Stored records

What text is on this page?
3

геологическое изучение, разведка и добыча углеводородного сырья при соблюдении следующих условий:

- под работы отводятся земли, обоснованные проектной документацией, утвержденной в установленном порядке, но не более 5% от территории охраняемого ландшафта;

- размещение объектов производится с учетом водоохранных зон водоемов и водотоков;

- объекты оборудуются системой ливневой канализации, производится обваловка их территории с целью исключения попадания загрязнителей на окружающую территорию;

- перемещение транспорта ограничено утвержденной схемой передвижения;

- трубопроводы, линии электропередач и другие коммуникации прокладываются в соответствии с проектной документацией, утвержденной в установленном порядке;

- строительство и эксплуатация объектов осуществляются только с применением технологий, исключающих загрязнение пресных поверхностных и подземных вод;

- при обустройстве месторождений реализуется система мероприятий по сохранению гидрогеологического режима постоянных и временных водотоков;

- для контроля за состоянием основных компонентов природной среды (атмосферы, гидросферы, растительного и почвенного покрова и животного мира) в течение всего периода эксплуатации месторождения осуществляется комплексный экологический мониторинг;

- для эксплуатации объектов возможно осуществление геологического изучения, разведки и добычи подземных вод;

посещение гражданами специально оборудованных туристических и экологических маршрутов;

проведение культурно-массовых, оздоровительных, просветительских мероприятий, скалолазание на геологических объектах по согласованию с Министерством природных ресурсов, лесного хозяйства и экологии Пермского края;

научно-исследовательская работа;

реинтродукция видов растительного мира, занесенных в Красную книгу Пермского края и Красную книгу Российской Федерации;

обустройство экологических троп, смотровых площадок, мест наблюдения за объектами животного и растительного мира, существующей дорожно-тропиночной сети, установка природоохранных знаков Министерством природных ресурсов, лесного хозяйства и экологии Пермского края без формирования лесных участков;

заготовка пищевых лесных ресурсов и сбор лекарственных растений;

## Objective
Filter the listing above for the string "подземных" and copy every matching line.

## Answer to the exercise
- строительство и эксплуатация объектов осуществляются только с применением технологий, исключающих загрязнение пресных поверхностных и подземных вод;
- для эксплуатации объектов возможно осуществление геологического изучения, разведки и добычи подземных вод;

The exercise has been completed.